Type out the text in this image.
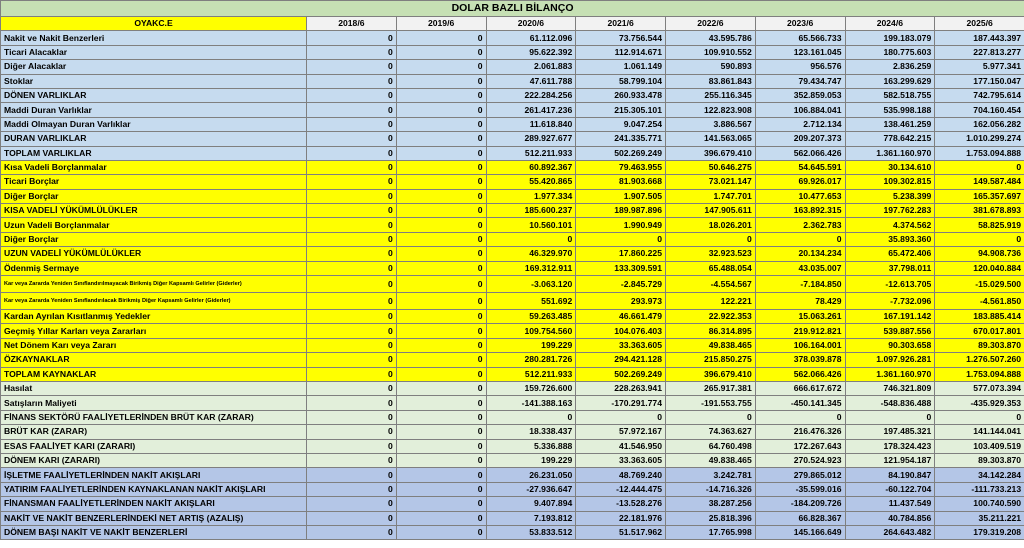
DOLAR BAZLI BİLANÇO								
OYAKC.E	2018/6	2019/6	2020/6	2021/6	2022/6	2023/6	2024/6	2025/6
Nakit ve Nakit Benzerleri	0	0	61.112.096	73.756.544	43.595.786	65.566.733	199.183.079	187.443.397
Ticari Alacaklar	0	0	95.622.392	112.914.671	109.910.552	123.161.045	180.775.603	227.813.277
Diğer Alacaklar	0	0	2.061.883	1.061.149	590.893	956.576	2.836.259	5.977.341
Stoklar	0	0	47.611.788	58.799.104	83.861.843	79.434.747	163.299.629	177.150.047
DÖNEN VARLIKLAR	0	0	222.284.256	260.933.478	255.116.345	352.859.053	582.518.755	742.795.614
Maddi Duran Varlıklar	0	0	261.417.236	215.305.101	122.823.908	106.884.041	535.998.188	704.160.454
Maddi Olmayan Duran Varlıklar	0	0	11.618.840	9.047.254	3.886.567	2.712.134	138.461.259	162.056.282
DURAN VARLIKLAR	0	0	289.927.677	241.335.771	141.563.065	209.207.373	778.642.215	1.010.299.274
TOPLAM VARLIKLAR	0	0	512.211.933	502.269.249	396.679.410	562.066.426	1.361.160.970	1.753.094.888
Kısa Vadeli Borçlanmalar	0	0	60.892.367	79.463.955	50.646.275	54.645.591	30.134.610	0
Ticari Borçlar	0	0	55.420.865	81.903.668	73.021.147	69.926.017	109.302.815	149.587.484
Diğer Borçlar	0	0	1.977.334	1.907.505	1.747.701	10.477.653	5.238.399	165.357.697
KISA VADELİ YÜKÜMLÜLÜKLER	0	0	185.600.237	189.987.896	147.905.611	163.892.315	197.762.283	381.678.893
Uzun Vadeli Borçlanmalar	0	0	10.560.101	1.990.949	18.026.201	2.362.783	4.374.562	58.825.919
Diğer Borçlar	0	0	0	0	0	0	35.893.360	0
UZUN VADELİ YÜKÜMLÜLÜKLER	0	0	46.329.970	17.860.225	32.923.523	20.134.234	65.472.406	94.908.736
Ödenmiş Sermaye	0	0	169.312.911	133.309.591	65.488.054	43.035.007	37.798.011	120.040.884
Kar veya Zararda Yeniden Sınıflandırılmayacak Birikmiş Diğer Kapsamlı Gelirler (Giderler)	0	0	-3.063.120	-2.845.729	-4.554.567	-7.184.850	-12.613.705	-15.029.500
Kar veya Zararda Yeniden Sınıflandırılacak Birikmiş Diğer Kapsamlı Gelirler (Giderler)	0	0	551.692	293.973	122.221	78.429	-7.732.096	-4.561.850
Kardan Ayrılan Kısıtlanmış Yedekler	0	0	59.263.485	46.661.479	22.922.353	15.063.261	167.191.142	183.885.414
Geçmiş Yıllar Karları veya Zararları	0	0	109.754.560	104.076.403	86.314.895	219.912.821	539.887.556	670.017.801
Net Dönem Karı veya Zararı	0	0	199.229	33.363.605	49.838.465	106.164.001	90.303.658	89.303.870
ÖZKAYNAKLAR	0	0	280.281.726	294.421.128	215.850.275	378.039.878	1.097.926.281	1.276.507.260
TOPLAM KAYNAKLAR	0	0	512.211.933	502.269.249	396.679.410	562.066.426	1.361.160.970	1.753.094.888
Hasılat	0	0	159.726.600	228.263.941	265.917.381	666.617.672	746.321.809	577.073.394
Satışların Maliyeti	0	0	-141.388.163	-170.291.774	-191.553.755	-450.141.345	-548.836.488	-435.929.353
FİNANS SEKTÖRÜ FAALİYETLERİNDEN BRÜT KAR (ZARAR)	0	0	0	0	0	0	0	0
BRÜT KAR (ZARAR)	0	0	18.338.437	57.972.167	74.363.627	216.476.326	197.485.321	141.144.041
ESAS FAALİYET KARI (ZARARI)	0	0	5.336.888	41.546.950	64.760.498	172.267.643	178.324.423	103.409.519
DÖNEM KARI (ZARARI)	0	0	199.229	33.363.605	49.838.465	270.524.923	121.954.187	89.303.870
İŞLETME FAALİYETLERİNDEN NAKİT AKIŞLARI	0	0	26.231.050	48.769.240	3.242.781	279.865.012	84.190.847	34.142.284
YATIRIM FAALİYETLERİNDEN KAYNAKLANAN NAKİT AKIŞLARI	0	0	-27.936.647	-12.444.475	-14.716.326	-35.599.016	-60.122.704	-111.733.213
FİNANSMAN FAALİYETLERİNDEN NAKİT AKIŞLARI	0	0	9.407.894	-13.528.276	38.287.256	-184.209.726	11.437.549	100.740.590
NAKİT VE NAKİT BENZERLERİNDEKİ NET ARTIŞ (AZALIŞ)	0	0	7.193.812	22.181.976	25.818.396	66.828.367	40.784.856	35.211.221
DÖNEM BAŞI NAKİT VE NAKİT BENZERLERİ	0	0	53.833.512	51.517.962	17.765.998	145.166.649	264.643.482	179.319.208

--

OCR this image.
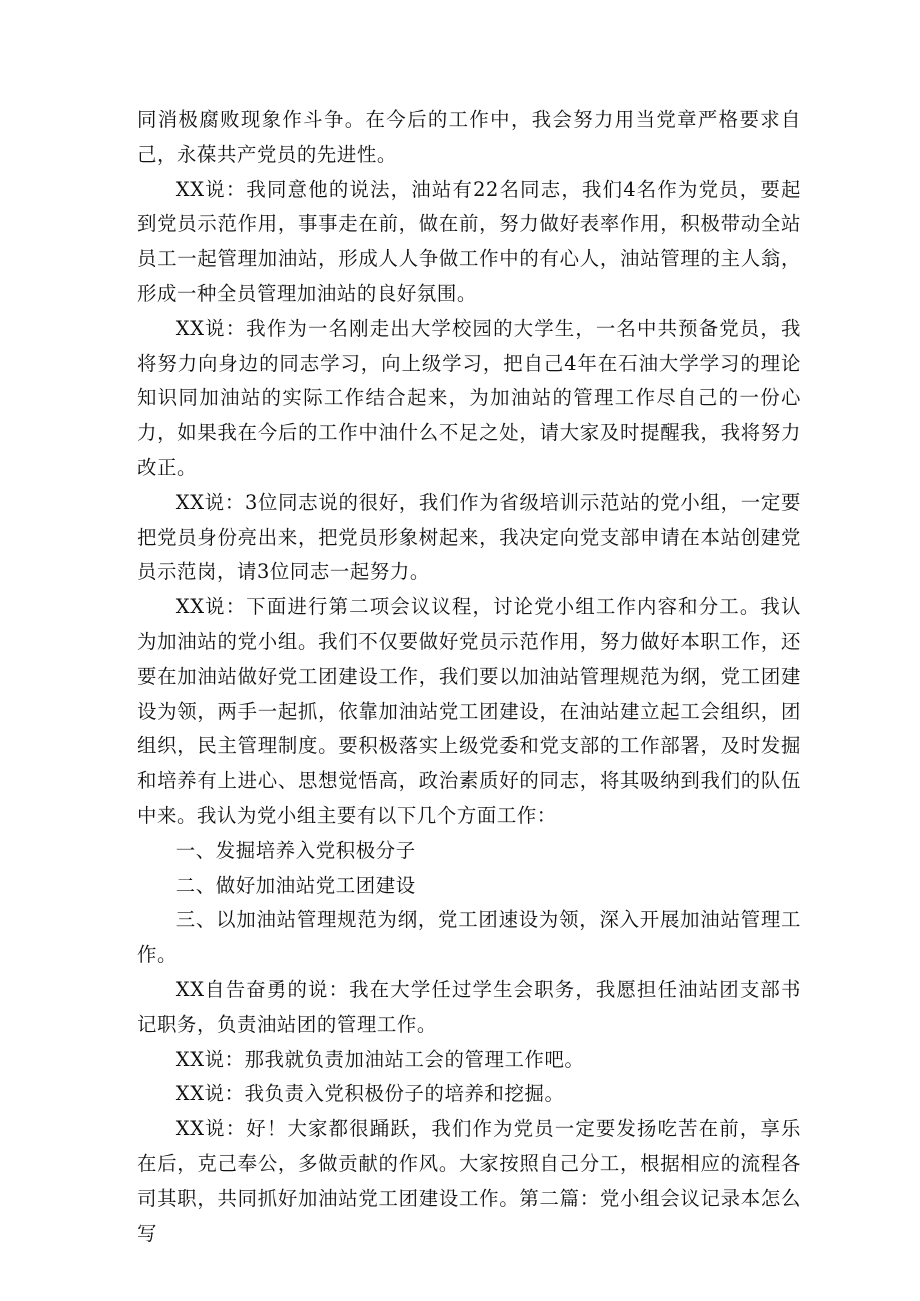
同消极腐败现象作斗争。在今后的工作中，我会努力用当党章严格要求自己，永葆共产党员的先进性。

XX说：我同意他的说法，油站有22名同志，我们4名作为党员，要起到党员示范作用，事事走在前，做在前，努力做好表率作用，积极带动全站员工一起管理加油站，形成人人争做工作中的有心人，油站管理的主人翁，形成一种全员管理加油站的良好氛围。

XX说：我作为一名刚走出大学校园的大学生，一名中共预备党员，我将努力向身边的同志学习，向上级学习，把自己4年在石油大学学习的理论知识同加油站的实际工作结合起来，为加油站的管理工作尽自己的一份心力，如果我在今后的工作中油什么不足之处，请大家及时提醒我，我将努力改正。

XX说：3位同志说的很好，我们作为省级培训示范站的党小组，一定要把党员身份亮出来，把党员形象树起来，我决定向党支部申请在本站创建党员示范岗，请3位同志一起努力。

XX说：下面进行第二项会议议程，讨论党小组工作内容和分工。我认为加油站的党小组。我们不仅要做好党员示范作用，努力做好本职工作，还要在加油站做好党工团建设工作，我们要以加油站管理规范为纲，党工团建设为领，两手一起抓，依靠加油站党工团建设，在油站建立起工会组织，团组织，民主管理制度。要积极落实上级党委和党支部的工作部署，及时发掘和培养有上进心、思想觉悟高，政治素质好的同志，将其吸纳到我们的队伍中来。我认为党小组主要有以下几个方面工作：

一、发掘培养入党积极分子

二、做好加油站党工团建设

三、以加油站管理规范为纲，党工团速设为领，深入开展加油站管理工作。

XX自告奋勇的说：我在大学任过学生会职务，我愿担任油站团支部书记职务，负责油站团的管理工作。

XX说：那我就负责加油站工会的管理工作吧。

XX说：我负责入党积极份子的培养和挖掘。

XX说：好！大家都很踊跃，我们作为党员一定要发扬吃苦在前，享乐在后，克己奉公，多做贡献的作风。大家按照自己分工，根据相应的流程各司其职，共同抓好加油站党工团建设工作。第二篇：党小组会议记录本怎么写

- What is required
Copy out every line from the records that has the word "Borçlar".

- Exercise output
Ticari Borçlar	0	0	55.420.865	81.903.668	73.021.147	69.926.017	109.302.815	149.587.484
Diğer Borçlar	0	0	1.977.334	1.907.505	1.747.701	10.477.653	5.238.399	165.357.697
Diğer Borçlar	0	0	0	0	0	0	35.893.360	0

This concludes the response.